### Short problem
Copy each line exactly.

### Given information
|---|

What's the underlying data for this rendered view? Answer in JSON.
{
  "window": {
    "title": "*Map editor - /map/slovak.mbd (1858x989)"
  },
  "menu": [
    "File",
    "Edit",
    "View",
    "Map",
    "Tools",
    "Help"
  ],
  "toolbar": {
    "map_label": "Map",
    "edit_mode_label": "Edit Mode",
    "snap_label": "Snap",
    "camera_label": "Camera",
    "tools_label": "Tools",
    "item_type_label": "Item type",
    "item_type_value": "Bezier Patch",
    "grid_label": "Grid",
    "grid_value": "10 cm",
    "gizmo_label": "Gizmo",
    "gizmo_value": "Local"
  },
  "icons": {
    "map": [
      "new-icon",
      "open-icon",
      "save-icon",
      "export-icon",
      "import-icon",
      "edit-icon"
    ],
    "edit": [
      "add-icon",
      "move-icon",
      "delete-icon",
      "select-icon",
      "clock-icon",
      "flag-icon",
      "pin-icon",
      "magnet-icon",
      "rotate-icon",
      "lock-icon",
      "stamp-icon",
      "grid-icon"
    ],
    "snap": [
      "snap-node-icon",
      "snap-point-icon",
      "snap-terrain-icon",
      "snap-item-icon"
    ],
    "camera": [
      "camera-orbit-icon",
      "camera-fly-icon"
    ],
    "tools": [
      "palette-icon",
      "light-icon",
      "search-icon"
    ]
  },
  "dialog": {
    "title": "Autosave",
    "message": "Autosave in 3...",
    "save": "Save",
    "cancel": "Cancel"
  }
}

|---|

### Solution to this task
What's the underlying data for this rendered view? Answer in JSON.
{
  "window": {
    "title": "*Map editor - /map/slovak.mbd (1858x989)"
  },
  "menu": [
    "File",
    "Edit",
    "View",
    "Map",
    "Tools",
    "Help"
  ],
  "toolbar": {
    "map_label": "Map",
    "edit_mode_label": "Edit Mode",
    "snap_label": "Snap",
    "camera_label": "Camera",
    "tools_label": "Tools",
    "item_type_label": "Item type",
    "item_type_value": "Bezier Patch",
    "grid_label": "Grid",
    "grid_value": "10 cm",
    "gizmo_label": "Gizmo",
    "gizmo_value": "Local"
  },
  "icons": {
    "map": [
      "new-icon",
      "open-icon",
      "save-icon",
      "export-icon",
      "import-icon",
      "edit-icon"
    ],
    "edit": [
      "add-icon",
      "move-icon",
      "delete-icon",
      "select-icon",
      "clock-icon",
      "flag-icon",
      "pin-icon",
      "magnet-icon",
      "rotate-icon",
      "lock-icon",
      "stamp-icon",
      "grid-icon"
    ],
    "snap": [
      "snap-node-icon",
      "snap-point-icon",
      "snap-terrain-icon",
      "snap-item-icon"
    ],
    "camera": [
      "camera-orbit-icon",
      "camera-fly-icon"
    ],
    "tools": [
      "palette-icon",
      "light-icon",
      "search-icon"
    ]
  },
  "dialog": {
    "title": "Autosave",
    "message": "Autosave in 3...",
    "save": "Save",
    "cancel": "Cancel"
  }
}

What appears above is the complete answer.